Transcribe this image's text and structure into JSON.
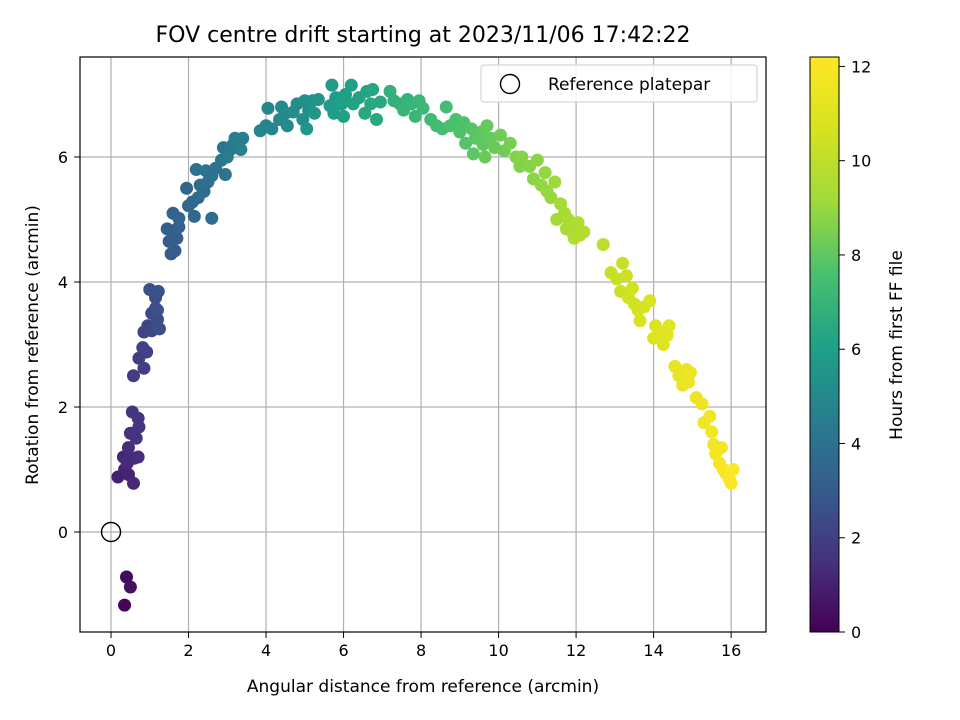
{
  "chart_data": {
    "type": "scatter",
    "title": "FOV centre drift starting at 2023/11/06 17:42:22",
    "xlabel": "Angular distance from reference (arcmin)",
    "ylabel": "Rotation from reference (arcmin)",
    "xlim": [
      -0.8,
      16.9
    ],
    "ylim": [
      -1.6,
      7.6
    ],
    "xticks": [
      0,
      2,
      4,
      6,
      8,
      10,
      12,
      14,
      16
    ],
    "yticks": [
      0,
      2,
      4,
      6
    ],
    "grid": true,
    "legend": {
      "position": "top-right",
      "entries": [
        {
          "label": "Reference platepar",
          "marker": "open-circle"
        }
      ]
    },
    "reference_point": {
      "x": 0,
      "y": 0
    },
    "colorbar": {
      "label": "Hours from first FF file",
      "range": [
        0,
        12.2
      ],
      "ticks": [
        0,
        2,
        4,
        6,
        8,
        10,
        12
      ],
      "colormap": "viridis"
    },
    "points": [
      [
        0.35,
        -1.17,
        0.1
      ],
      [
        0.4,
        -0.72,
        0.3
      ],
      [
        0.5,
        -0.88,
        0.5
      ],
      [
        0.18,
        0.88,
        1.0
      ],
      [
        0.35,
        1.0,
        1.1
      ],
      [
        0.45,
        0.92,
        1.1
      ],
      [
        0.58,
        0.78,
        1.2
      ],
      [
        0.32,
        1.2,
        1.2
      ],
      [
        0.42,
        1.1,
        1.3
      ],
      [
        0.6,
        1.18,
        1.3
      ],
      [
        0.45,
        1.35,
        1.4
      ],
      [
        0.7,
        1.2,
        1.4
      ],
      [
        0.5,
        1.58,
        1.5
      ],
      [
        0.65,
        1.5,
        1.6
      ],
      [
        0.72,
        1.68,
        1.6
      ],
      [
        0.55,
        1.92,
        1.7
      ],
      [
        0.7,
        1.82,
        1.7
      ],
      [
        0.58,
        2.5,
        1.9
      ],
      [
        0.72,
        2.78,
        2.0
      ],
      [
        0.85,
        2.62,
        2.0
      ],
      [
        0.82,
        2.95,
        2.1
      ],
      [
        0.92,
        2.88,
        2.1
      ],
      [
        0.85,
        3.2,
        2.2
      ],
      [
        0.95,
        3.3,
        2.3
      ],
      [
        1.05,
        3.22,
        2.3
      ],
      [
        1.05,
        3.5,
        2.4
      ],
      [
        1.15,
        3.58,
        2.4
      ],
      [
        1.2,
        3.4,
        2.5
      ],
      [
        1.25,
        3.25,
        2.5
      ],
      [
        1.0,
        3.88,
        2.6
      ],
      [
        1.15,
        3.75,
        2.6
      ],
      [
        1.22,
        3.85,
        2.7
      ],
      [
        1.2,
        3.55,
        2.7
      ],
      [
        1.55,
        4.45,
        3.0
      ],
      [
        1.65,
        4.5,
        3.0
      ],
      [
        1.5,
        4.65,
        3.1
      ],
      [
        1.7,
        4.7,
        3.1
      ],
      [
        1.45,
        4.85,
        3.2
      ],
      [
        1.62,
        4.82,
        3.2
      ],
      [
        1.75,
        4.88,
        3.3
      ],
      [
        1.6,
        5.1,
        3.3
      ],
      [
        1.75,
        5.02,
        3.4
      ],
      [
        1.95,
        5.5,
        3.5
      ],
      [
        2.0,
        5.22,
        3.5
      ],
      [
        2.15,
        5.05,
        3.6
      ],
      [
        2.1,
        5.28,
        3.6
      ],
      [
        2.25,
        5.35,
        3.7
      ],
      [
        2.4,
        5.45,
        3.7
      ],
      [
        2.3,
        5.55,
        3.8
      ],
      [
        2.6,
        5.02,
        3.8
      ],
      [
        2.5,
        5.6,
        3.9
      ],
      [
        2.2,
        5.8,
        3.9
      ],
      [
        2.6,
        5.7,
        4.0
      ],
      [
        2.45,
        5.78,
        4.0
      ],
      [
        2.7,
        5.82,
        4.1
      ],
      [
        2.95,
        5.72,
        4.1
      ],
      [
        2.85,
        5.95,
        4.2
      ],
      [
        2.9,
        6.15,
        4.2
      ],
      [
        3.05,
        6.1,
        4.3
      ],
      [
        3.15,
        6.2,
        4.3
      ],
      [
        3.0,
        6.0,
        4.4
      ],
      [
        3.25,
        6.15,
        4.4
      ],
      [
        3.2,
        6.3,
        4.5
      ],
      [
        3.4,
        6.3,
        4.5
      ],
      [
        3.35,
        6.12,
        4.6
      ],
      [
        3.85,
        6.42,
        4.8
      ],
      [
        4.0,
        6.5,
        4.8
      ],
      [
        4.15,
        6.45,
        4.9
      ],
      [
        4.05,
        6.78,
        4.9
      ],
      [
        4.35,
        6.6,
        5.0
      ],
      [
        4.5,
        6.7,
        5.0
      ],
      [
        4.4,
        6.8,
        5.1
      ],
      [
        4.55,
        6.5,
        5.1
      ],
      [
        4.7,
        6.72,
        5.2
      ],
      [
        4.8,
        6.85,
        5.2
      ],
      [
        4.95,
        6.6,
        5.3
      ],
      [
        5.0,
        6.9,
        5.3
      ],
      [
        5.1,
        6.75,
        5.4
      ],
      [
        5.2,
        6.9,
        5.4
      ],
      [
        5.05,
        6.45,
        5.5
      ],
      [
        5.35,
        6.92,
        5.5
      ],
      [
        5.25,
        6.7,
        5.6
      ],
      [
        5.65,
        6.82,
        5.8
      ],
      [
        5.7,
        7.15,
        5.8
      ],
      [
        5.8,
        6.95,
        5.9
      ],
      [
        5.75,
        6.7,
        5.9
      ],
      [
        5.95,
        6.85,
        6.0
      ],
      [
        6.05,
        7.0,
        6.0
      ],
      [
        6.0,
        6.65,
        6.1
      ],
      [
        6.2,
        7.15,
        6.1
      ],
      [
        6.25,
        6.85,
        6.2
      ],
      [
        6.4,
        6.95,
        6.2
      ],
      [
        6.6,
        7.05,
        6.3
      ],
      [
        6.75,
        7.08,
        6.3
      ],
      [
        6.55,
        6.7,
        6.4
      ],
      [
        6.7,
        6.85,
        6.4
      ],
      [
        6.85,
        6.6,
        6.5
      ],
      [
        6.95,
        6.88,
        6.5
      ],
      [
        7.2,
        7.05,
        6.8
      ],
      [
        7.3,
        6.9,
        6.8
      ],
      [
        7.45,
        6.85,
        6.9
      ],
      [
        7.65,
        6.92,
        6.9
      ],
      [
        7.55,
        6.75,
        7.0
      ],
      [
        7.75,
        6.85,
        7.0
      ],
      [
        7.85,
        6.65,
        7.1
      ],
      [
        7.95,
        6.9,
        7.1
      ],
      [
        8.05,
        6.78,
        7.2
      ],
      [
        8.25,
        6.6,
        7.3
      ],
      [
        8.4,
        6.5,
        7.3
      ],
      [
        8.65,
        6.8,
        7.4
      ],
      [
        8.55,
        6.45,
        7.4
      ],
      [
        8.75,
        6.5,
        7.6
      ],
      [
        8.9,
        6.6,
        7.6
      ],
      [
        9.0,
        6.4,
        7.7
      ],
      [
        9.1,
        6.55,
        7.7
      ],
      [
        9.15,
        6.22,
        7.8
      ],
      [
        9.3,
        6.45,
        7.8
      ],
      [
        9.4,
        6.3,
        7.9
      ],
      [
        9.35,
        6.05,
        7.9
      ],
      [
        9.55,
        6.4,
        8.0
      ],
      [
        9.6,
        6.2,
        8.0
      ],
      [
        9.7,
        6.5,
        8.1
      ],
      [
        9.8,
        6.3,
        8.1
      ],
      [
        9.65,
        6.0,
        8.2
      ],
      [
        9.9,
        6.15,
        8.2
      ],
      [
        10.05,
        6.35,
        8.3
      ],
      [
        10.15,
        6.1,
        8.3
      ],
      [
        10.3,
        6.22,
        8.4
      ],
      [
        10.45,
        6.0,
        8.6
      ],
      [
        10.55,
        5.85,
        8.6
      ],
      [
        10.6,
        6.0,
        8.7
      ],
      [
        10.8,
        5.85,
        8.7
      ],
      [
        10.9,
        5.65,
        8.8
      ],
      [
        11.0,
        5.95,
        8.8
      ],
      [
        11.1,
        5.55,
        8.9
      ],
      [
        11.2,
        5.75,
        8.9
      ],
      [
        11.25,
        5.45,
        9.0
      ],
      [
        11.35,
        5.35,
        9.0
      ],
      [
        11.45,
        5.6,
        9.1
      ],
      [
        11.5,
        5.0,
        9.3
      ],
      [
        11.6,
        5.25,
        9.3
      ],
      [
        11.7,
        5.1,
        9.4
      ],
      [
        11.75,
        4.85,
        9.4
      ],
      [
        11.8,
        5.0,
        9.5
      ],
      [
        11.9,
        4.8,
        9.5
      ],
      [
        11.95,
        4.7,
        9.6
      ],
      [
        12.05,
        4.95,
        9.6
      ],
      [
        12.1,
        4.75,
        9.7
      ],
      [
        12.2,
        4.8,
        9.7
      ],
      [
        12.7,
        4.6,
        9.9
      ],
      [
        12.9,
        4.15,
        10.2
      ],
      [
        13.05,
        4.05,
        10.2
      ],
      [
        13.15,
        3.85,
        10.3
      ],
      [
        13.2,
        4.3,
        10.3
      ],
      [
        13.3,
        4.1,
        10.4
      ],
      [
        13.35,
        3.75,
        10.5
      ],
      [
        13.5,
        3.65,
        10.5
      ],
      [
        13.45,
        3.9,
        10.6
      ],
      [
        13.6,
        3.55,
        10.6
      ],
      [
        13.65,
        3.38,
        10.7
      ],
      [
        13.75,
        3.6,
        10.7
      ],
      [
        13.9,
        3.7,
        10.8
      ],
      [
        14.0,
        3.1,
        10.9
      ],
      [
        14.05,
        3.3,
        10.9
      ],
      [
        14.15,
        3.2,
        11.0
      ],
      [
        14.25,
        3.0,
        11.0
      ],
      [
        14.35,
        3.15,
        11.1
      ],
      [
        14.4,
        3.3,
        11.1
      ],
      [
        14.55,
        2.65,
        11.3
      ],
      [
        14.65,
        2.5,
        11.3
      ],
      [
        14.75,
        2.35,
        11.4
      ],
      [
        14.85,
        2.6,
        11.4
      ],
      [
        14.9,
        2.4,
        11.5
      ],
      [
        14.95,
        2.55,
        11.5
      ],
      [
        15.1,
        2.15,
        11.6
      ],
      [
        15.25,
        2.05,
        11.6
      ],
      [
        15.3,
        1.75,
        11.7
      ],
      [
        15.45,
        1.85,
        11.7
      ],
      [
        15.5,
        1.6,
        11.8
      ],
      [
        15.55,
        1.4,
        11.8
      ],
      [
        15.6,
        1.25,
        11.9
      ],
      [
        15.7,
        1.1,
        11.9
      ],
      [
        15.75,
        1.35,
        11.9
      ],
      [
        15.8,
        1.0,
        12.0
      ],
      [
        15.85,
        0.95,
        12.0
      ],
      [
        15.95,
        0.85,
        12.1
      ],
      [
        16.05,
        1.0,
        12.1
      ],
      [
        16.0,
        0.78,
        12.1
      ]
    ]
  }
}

EXERCISE BRIEF
Give the number of lines in the records that contain the string "from", with no other output.

SOLUTION TO THIS TASK
3